### What you need to do
Identify the lines that contain the string "December" and copy all of them.

### Stored items from a collection
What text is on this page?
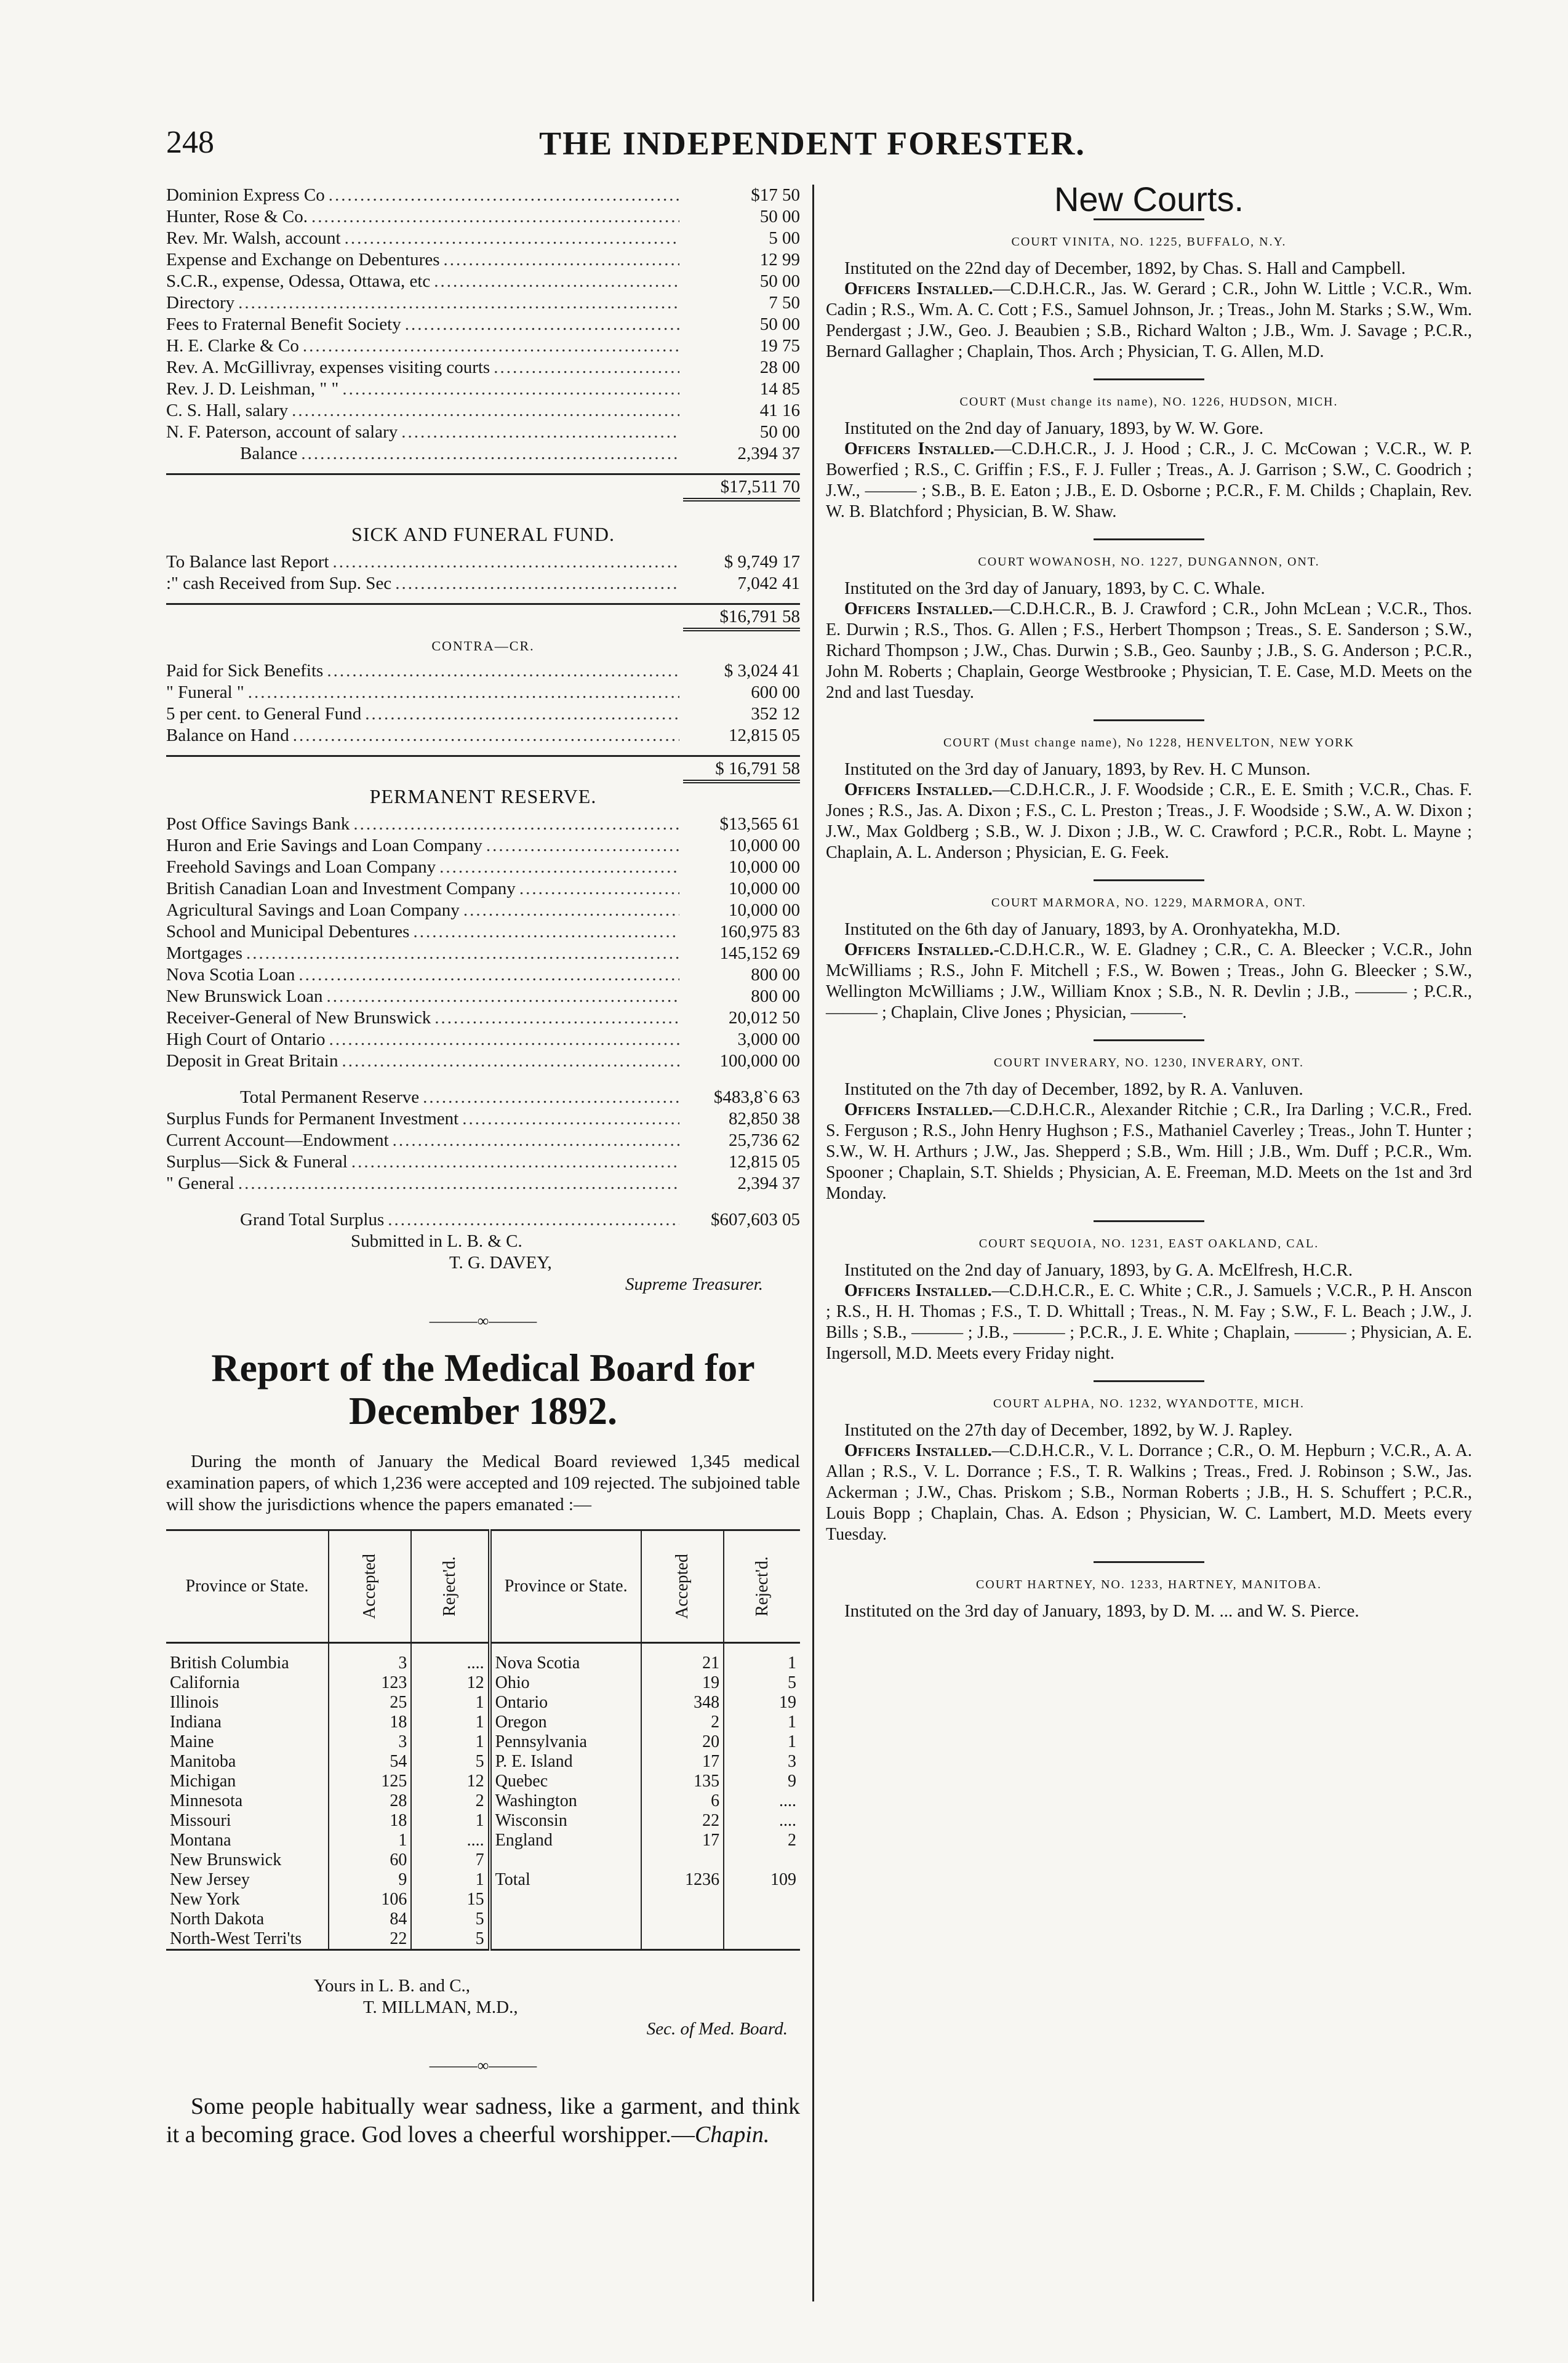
248	THE INDEPENDENT FORESTER.
Dominion Express Co .....	$17 50
Hunter, Rose & Co. .....	50 00
Rev. Mr. Walsh, account .....	5 00
Expense and Exchange on Debentures .....	12 99
S.C.R., expense, Odessa, Ottawa, etc .....	50 00
Directory .....	7 50
Fees to Fraternal Benefit Society .....	50 00
H. E. Clarke & Co .....	19 75
Rev. A. McGillivray, expenses visiting courts .....	28 00
Rev. J. D. Leishman, " " .....	14 85
C. S. Hall, salary .....	41 16
N. F. Paterson, account of salary .....	50 00
Balance .....	2,394 37
$17,511 70
SICK AND FUNERAL FUND.
To Balance last Report .....	$ 9,749 17
:" cash Received from Sup. Sec .....	7,042 41
$16,791 58
CONTRA—CR.
Paid for Sick Benefits .....	$ 3,024 41
" Funeral " .....	600 00
5 per cent. to General Fund .....	352 12
Balance on Hand .....	12,815 05
$ 16,791 58
PERMANENT RESERVE.
Post Office Savings Bank .....	$13,565 61
Huron and Erie Savings and Loan Company .....	10,000 00
Freehold Savings and Loan Company .....	10,000 00
British Canadian Loan and Investment Company .....	10,000 00
Agricultural Savings and Loan Company .....	10,000 00
School and Municipal Debentures .....	160,975 83
Mortgages .....	145,152 69
Nova Scotia Loan .....	800 00
New Brunswick Loan .....	800 00
Receiver-General of New Brunswick .....	20,012 50
High Court of Ontario .....	3,000 00
Deposit in Great Britain .....	100,000 00
Total Permanent Reserve .....	$483,8`6 63
Surplus Funds for Permanent Investment .....	82,850 38
Current Account—Endowment .....	25,736 62
Surplus—Sick & Funeral .....	12,815 05
" General .....	2,394 37
Grand Total Surplus .....	$607,603 05
Submitted in L. B. & C.
T. G. DAVEY,
Supreme Treasurer.
———∞———
Report of the Medical Board for
December 1892.

During the month of January the Medical Board reviewed 1,345 medical examination papers, of which 1,236 were accepted and 109 rejected. The subjoined table will show the jurisdictions whence the papers emanated :—

Province or State.	Accepted	Reject'd.	Province or State.	Accepted	Reject'd.
British Columbia	3	....	Nova Scotia	21	1
California	123	12	Ohio	19	5
Illinois	25	1	Ontario	348	19
Indiana	18	1	Oregon	2	1
Maine	3	1	Pennsylvania	20	1
Manitoba	54	5	P. E. Island	17	3
Michigan	125	12	Quebec	135	9
Minnesota	28	2	Washington	6	....
Missouri	18	1	Wisconsin	22	....
Montana	1	....	England	17	2
New Brunswick	60	7			
New Jersey	9	1	Total	1236	109
New York	106	15			
North Dakota	84	5			
North-West Terri'ts	22	5			
Yours in L. B. and C.,
T. MILLMAN, M.D.,
Sec. of Med. Board.
———∞———
Some people habitually wear sadness, like a garment, and think it a becoming grace. God loves a cheerful worshipper.—Chapin.
New Courts.
COURT VINITA, NO. 1225, BUFFALO, N.Y.

Instituted on the 22nd day of December, 1892, by Chas. S. Hall and Campbell.

Officers Installed.—C.D.H.C.R., Jas. W. Gerard ; C.R., John W. Little ; V.C.R., Wm. Cadin ; R.S., Wm. A. C. Cott ; F.S., Samuel Johnson, Jr. ; Treas., John M. Starks ; S.W., Wm. Pendergast ; J.W., Geo. J. Beaubien ; S.B., Richard Walton ; J.B., Wm. J. Savage ; P.C.R., Bernard Gallagher ; Chaplain, Thos. Arch ; Physician, T. G. Allen, M.D.

COURT (Must change its name), NO. 1226, HUDSON, MICH.

Instituted on the 2nd day of January, 1893, by W. W. Gore.

Officers Installed.—C.D.H.C.R., J. J. Hood ; C.R., J. C. McCowan ; V.C.R., W. P. Bowerfied ; R.S., C. Griffin ; F.S., F. J. Fuller ; Treas., A. J. Garrison ; S.W., C. Goodrich ; J.W., ——— ; S.B., B. E. Eaton ; J.B., E. D. Osborne ; P.C.R., F. M. Childs ; Chaplain, Rev. W. B. Blatchford ; Physician, B. W. Shaw.

COURT WOWANOSH, NO. 1227, DUNGANNON, ONT.

Instituted on the 3rd day of January, 1893, by C. C. Whale.

Officers Installed.—C.D.H.C.R., B. J. Crawford ; C.R., John McLean ; V.C.R., Thos. E. Durwin ; R.S., Thos. G. Allen ; F.S., Herbert Thompson ; Treas., S. E. Sanderson ; S.W., Richard Thompson ; J.W., Chas. Durwin ; S.B., Geo. Saunby ; J.B., S. G. Anderson ; P.C.R., John M. Roberts ; Chaplain, George Westbrooke ; Physician, T. E. Case, M.D. Meets on the 2nd and last Tuesday.

COURT (Must change name), No 1228, HENVELTON, NEW YORK

Instituted on the 3rd day of January, 1893, by Rev. H. C Munson.

Officers Installed.—C.D.H.C.R., J. F. Woodside ; C.R., E. E. Smith ; V.C.R., Chas. F. Jones ; R.S., Jas. A. Dixon ; F.S., C. L. Preston ; Treas., J. F. Woodside ; S.W., A. W. Dixon ; J.W., Max Goldberg ; S.B., W. J. Dixon ; J.B., W. C. Crawford ; P.C.R., Robt. L. Mayne ; Chaplain, A. L. Anderson ; Physician, E. G. Feek.

COURT MARMORA, NO. 1229, MARMORA, ONT.

Instituted on the 6th day of January, 1893, by A. Oronhyatekha, M.D.

Officers Installed.-C.D.H.C.R., W. E. Gladney ; C.R., C. A. Bleecker ; V.C.R., John McWilliams ; R.S., John F. Mitchell ; F.S., W. Bowen ; Treas., John G. Bleecker ; S.W., Wellington McWilliams ; J.W., William Knox ; S.B., N. R. Devlin ; J.B., ——— ; P.C.R., ——— ; Chaplain, Clive Jones ; Physician, ———.

COURT INVERARY, NO. 1230, INVERARY, ONT.

Instituted on the 7th day of December, 1892, by R. A. Vanluven.

Officers Installed.—C.D.H.C.R., Alexander Ritchie ; C.R., Ira Darling ; V.C.R., Fred. S. Ferguson ; R.S., John Henry Hughson ; F.S., Mathaniel Caverley ; Treas., John T. Hunter ; S.W., W. H. Arthurs ; J.W., Jas. Shepperd ; S.B., Wm. Hill ; J.B., Wm. Duff ; P.C.R., Wm. Spooner ; Chaplain, S.T. Shields ; Physician, A. E. Freeman, M.D. Meets on the 1st and 3rd Monday.

COURT SEQUOIA, NO. 1231, EAST OAKLAND, CAL.

Instituted on the 2nd day of January, 1893, by G. A. McElfresh, H.C.R.

Officers Installed.—C.D.H.C.R., E. C. White ; C.R., J. Samuels ; V.C.R., P. H. Anscon ; R.S., H. H. Thomas ; F.S., T. D. Whittall ; Treas., N. M. Fay ; S.W., F. L. Beach ; J.W., J. Bills ; S.B., ——— ; J.B., ——— ; P.C.R., J. E. White ; Chaplain, ——— ; Physician, A. E. Ingersoll, M.D. Meets every Friday night.

COURT ALPHA, NO. 1232, WYANDOTTE, MICH.

Instituted on the 27th day of December, 1892, by W. J. Rapley.

Officers Installed.—C.D.H.C.R., V. L. Dorrance ; C.R., O. M. Hepburn ; V.C.R., A. A. Allan ; R.S., V. L. Dorrance ; F.S., T. R. Walkins ; Treas., Fred. J. Robinson ; S.W., Jas. Ackerman ; J.W., Chas. Priskom ; S.B., Norman Roberts ; J.B., H. S. Schuffert ; P.C.R., Louis Bopp ; Chaplain, Chas. A. Edson ; Physician, W. C. Lambert, M.D. Meets every Tuesday.

COURT HARTNEY, NO. 1233, HARTNEY, MANITOBA.

Instituted on the 3rd day of January, 1893, by D. M. ... and W. S. Pierce.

### Output of the task
December 1892.
Instituted on the 22nd day of December, 1892, by Chas. S. Hall and Campbell.
Instituted on the 7th day of December, 1892, by R. A. Vanluven.
Instituted on the 27th day of December, 1892, by W. J. Rapley.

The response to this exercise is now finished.